:: AVAILABLE DATA ::
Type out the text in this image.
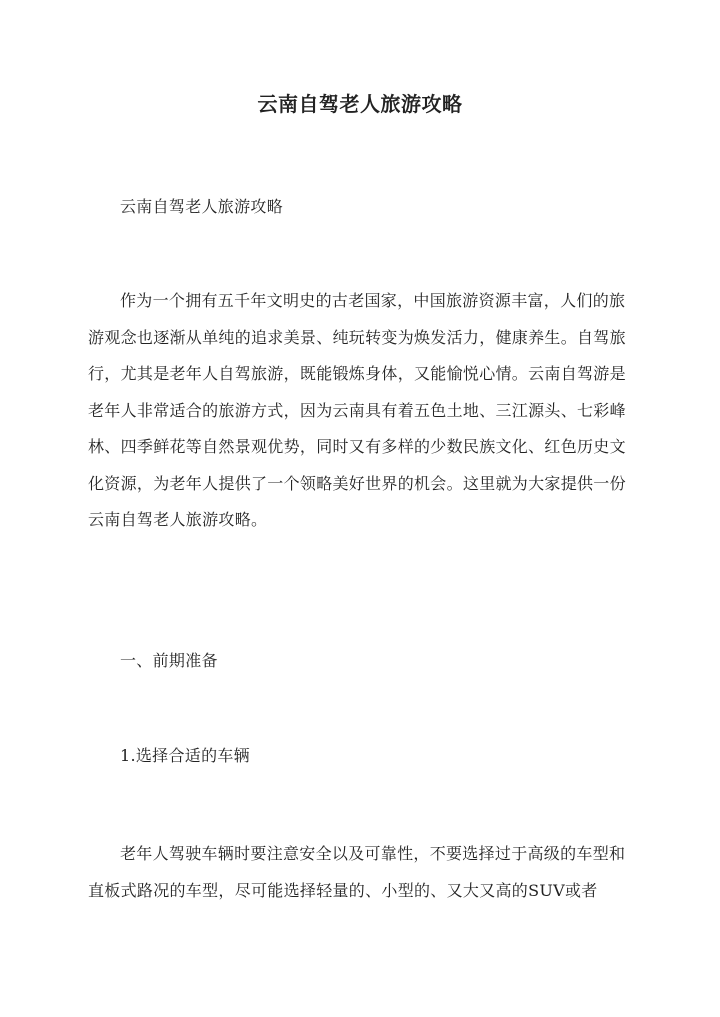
云南自驾老人旅游攻略
云南自驾老人旅游攻略
作为一个拥有五千年文明史的古老国家，中国旅游资源丰富，人们的旅游观念也逐渐从单纯的追求美景、纯玩转变为焕发活力，健康养生。自驾旅行，尤其是老年人自驾旅游，既能锻炼身体，又能愉悦心情。云南自驾游是老年人非常适合的旅游方式，因为云南具有着五色土地、三江源头、七彩峰林、四季鲜花等自然景观优势，同时又有多样的少数民族文化、红色历史文化资源，为老年人提供了一个领略美好世界的机会。这里就为大家提供一份云南自驾老人旅游攻略。
一、前期准备
1.选择合适的车辆
老年人驾驶车辆时要注意安全以及可靠性，不要选择过于高级的车型和直板式路况的车型，尽可能选择轻量的、小型的、又大又高的SUV或者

:: WHAT IS BEING ASKED ::
Your copy should match the records word for word, with the pictures removed.

:: CORRECT OUTPUT ::
Type out the text in this image.
云南自驾老人旅游攻略
云南自驾老人旅游攻略
作为一个拥有五千年文明史的古老国家，中国旅游资源丰富，人们的旅游观念也逐渐从单纯的追求美景、纯玩转变为焕发活力，健康养生。自驾旅行，尤其是老年人自驾旅游，既能锻炼身体，又能愉悦心情。云南自驾游是老年人非常适合的旅游方式，因为云南具有着五色土地、三江源头、七彩峰林、四季鲜花等自然景观优势，同时又有多样的少数民族文化、红色历史文化资源，为老年人提供了一个领略美好世界的机会。这里就为大家提供一份云南自驾老人旅游攻略。
一、前期准备
1.选择合适的车辆
老年人驾驶车辆时要注意安全以及可靠性，不要选择过于高级的车型和直板式路况的车型，尽可能选择轻量的、小型的、又大又高的SUV或者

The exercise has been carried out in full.